- EXERCISE DIRECTIONS:
Collect each line of the entries that holds the string "TIME".

**** STORED RECORDS

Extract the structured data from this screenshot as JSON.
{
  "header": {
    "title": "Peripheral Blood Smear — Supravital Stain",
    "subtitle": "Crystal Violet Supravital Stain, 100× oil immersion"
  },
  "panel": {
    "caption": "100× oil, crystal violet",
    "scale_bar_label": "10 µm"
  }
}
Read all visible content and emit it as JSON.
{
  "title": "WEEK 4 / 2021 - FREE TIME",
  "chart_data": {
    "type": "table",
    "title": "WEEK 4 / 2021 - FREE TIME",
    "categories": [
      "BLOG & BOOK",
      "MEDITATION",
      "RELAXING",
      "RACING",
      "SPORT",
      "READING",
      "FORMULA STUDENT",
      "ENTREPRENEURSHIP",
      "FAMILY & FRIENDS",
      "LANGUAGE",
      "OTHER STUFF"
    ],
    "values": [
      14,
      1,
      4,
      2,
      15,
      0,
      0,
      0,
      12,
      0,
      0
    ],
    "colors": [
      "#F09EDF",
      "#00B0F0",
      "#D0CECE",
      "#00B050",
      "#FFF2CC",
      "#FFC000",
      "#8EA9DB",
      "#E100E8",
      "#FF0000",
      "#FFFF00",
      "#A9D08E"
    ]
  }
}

********

- EXERCISE SOLUTION:
  "title": "WEEK 4 / 2021 - FREE TIME",
    "title": "WEEK 4 / 2021 - FREE TIME",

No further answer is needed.